# WHAT IS BEING ASKED
Please copy every line of the records below that holds the word "它是一种没有颜色".

(Data records)
►

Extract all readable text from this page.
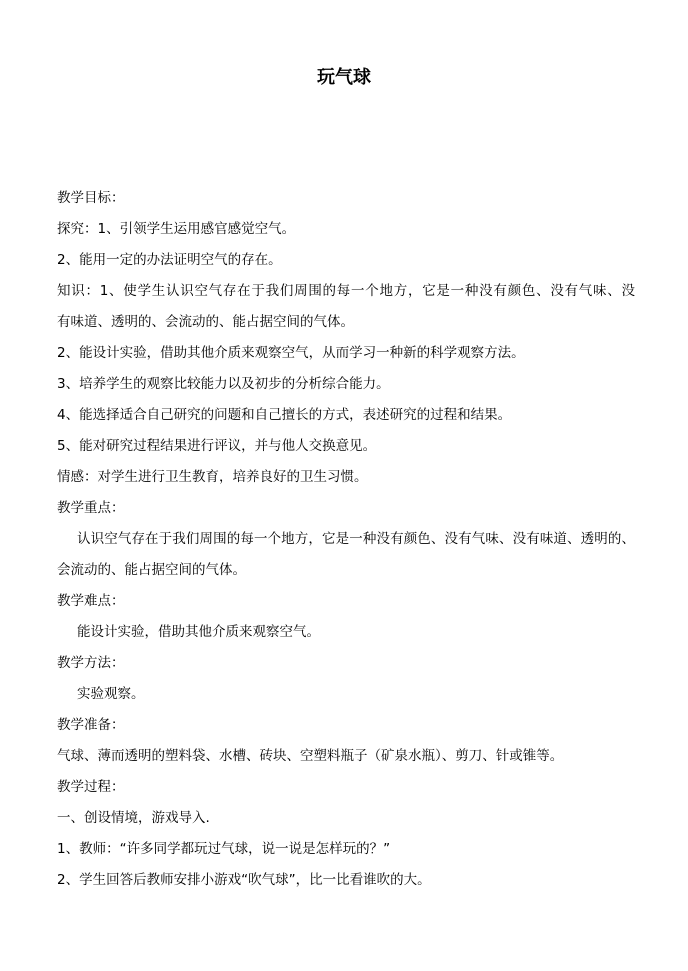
玩气球

教学目标：

探究：1、引领学生运用感官感觉空气。

2、能用一定的办法证明空气的存在。

知识：1、使学生认识空气存在于我们周围的每一个地方，它是一种没有颜色、没有气味、没

有味道、透明的、会流动的、能占据空间的气体。

2、能设计实验，借助其他介质来观察空气，从而学习一种新的科学观察方法。

3、培养学生的观察比较能力以及初步的分析综合能力。

4、能选择适合自己研究的问题和自己擅长的方式，表述研究的过程和结果。

5、能对研究过程结果进行评议，并与他人交换意见。

情感：对学生进行卫生教育，培养良好的卫生习惯。

教学重点：

认识空气存在于我们周围的每一个地方，它是一种没有颜色、没有气味、没有味道、透明的、

会流动的、能占据空间的气体。

教学难点：

能设计实验，借助其他介质来观察空气。

教学方法：

实验观察。

教学准备：

气球、薄而透明的塑料袋、水槽、砖块、空塑料瓶子（矿泉水瓶）、剪刀、针或锥等。

教学过程：

一、创设情境，游戏导入.

1、教师：“许多同学都玩过气球，说一说是怎样玩的？”

2、学生回答后教师安排小游戏“吹气球”，比一比看谁吹的大。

◄

# RESULT FOR THIS TASK
知识：1、使学生认识空气存在于我们周围的每一个地方，它是一种没有颜色、没有气味、没
认识空气存在于我们周围的每一个地方，它是一种没有颜色、没有气味、没有味道、透明的、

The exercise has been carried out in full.